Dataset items
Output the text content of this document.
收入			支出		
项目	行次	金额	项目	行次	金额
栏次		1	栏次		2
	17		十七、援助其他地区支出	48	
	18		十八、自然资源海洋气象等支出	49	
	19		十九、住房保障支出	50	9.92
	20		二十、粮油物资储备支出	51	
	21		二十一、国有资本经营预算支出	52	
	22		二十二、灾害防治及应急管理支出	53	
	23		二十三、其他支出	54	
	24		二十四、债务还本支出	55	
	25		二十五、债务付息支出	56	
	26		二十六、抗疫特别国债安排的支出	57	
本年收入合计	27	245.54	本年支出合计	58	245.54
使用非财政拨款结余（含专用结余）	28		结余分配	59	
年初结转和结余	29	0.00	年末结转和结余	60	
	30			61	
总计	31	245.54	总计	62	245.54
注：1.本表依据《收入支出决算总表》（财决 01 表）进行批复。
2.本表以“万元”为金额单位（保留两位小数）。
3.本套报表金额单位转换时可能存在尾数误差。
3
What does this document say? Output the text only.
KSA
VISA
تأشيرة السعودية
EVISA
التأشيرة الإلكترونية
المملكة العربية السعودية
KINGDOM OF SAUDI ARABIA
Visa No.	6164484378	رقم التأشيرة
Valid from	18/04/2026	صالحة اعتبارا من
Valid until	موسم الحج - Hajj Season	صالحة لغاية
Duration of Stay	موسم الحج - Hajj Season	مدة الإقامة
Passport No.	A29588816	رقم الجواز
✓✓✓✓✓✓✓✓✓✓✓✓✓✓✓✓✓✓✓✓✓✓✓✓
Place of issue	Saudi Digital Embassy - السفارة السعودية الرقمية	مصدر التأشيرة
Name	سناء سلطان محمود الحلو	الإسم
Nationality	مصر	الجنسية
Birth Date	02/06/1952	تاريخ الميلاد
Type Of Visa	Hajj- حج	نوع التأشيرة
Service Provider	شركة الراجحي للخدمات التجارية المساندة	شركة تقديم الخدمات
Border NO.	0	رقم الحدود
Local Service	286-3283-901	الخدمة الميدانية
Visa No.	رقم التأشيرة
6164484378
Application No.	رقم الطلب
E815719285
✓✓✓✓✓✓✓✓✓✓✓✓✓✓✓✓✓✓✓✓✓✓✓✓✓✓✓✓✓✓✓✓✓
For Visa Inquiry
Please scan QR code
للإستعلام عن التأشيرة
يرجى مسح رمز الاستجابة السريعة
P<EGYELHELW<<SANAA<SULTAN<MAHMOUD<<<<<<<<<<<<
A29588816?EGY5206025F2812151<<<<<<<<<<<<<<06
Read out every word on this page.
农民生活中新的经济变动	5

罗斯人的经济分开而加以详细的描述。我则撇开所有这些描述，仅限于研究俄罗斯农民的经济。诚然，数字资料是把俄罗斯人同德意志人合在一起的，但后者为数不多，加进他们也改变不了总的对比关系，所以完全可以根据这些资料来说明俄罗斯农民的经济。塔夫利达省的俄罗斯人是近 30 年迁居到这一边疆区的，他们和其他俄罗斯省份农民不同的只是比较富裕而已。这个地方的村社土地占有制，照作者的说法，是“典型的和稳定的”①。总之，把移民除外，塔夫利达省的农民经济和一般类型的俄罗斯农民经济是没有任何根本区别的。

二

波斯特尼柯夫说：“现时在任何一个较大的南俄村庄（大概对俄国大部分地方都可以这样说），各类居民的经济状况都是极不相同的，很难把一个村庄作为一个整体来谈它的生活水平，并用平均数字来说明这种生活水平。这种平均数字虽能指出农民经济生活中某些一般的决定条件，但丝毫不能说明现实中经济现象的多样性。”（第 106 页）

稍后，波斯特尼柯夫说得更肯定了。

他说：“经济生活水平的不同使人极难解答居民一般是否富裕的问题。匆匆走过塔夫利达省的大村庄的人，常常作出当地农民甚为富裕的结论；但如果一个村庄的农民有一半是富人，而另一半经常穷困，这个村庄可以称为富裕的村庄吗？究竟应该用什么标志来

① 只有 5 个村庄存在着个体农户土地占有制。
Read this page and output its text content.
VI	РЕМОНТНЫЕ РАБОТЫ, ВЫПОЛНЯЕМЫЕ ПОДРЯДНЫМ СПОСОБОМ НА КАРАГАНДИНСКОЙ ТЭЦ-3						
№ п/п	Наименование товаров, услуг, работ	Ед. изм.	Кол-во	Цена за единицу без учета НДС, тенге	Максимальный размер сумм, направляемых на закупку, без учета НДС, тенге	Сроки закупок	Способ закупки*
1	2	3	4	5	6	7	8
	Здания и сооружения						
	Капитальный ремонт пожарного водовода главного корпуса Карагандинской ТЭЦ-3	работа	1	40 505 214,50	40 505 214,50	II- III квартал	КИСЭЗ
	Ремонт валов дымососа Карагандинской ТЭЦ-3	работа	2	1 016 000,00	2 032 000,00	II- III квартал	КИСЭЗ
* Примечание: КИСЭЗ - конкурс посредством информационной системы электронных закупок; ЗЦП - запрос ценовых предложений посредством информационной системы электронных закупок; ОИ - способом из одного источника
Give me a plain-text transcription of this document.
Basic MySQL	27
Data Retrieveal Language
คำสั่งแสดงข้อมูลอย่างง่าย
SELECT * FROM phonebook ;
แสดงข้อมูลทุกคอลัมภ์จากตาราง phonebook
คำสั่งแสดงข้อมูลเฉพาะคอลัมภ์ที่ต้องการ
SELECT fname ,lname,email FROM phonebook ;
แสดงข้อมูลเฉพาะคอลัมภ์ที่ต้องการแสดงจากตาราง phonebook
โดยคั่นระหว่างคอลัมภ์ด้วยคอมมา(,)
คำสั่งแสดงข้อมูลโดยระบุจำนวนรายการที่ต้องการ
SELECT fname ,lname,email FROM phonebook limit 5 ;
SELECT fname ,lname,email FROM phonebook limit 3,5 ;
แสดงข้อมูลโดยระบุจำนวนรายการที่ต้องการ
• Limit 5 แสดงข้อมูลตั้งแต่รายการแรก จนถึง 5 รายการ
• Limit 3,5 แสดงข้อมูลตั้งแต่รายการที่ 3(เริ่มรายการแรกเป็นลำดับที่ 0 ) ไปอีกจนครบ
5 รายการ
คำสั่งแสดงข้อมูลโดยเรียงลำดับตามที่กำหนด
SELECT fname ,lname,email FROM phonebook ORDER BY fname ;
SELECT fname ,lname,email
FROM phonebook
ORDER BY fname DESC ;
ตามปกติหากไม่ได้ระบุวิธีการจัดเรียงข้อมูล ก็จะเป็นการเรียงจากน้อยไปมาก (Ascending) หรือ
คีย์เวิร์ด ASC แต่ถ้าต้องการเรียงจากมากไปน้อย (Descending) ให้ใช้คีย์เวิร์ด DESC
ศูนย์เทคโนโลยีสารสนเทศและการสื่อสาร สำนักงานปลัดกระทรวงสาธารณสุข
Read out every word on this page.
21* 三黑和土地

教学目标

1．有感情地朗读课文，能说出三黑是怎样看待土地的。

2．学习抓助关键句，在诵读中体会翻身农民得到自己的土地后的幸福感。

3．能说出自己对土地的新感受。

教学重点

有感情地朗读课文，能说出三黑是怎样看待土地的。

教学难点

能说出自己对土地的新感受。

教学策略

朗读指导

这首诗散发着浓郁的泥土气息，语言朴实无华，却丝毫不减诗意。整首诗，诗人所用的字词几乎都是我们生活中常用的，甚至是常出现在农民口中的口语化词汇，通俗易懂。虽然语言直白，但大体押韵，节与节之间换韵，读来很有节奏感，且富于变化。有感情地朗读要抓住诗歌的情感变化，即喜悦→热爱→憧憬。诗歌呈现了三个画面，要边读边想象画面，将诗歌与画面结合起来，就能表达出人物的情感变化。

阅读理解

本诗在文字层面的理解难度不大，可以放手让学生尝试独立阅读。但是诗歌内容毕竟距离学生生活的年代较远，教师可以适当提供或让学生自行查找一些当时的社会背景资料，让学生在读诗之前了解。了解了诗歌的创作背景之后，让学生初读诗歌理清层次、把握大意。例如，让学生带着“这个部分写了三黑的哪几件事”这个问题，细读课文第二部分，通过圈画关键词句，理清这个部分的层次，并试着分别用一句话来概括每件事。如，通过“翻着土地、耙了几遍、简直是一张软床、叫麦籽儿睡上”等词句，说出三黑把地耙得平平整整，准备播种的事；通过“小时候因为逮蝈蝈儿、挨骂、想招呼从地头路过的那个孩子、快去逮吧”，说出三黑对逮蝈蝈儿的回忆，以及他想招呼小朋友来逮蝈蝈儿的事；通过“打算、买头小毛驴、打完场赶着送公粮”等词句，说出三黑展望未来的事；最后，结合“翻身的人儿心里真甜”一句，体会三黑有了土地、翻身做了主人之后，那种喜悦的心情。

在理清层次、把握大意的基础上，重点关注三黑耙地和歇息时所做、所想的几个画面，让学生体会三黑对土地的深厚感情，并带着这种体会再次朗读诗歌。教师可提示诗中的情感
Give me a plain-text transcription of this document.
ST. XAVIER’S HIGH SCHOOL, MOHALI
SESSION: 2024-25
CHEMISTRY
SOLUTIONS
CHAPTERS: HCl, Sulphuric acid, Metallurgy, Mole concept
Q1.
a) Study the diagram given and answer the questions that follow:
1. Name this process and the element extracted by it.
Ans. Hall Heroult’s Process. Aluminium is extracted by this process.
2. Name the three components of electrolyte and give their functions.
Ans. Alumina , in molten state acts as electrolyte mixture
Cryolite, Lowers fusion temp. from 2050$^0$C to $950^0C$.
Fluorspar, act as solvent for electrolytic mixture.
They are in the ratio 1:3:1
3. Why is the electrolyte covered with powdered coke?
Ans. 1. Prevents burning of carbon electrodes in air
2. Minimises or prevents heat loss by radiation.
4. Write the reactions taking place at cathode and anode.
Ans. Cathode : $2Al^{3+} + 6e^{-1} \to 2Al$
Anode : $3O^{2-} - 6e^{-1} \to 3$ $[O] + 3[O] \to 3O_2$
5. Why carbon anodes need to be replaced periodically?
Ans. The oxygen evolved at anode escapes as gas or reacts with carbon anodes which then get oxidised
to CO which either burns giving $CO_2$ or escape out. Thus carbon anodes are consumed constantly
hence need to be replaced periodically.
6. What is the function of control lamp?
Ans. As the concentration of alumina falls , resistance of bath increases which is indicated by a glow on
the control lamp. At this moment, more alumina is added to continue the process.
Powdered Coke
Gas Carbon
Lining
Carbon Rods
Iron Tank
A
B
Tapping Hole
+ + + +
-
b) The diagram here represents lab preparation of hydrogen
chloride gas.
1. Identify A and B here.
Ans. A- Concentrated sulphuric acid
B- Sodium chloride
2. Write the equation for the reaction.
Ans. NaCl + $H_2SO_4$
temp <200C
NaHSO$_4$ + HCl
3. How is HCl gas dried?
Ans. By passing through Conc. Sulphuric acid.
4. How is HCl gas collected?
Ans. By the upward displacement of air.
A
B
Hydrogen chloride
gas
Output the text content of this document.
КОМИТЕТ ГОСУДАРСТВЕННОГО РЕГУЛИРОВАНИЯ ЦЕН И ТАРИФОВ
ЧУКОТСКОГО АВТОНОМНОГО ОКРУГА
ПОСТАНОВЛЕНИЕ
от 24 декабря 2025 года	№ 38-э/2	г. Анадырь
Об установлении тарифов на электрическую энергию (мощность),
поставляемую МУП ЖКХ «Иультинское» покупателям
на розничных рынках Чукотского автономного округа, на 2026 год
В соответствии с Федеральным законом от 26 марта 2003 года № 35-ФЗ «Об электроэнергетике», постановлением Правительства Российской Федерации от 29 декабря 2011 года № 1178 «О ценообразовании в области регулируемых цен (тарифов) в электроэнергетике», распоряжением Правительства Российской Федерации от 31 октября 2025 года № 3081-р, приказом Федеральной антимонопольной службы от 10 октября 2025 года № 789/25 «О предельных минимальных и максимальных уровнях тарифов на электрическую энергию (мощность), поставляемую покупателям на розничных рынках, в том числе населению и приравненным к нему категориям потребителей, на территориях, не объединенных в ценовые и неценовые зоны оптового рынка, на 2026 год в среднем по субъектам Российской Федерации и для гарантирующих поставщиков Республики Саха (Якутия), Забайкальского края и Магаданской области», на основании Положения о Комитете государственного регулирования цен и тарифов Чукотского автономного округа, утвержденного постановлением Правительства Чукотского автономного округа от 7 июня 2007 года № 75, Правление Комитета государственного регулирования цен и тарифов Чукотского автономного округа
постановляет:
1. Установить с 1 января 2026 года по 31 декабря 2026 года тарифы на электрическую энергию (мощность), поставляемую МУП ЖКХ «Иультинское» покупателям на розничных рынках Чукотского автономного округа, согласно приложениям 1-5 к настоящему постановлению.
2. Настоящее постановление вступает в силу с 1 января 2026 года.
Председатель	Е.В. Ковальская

**Exercise details**
Using the material above, report each line where "покупателям" occurs.

**Answer to this exercise**
поставляемую МУП ЖКХ «Иультинское» покупателям
В соответствии с Федеральным законом от 26 марта 2003 года № 35-ФЗ «Об электроэнергетике», постановлением Правительства Российской Федерации от 29 декабря 2011 года № 1178 «О ценообразовании в области регулируемых цен (тарифов) в электроэнергетике», распоряжением Правительства Российской Федерации от 31 октября 2025 года № 3081-р, приказом Федеральной антимонопольной службы от 10 октября 2025 года № 789/25 «О предельных минимальных и максимальных уровнях тарифов на электрическую энергию (мощность), поставляемую покупателям на розничных рынках, в том числе населению и приравненным к нему категориям потребителей, на территориях, не объединенных в ценовые и неценовые зоны оптового рынка, на 2026 год в среднем по субъектам Российской Федерации и для гарантирующих поставщиков Республики Саха (Якутия), Забайкальского края и Магаданской области», на основании Положения о Комитете государственного регулирования цен и тарифов Чукотского автономного округа, утвержденного постановлением Правительства Чукотского автономного округа от 7 июня 2007 года № 75, Правление Комитета государственного регулирования цен и тарифов Чукотского автономного округа
1. Установить с 1 января 2026 года по 31 декабря 2026 года тарифы на электрическую энергию (мощность), поставляемую МУП ЖКХ «Иультинское» покупателям на розничных рынках Чукотского автономного округа, согласно приложениям 1-5 к настоящему постановлению.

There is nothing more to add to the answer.